##### Supplied data #####
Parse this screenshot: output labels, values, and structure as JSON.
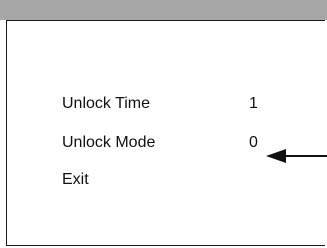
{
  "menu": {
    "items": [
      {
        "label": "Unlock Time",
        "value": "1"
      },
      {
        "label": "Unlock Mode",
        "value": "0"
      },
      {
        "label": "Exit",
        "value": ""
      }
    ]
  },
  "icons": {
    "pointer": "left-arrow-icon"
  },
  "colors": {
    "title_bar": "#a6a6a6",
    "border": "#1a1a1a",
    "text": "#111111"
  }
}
#####
# Work required
Return the whole listing, word for word, and leave out every picture.

# Exercise solution
Parse this screenshot: output labels, values, and structure as JSON.
{
  "menu": {
    "items": [
      {
        "label": "Unlock Time",
        "value": "1"
      },
      {
        "label": "Unlock Mode",
        "value": "0"
      },
      {
        "label": "Exit",
        "value": ""
      }
    ]
  },
  "icons": {
    "pointer": "left-arrow-icon"
  },
  "colors": {
    "title_bar": "#a6a6a6",
    "border": "#1a1a1a",
    "text": "#111111"
  }
}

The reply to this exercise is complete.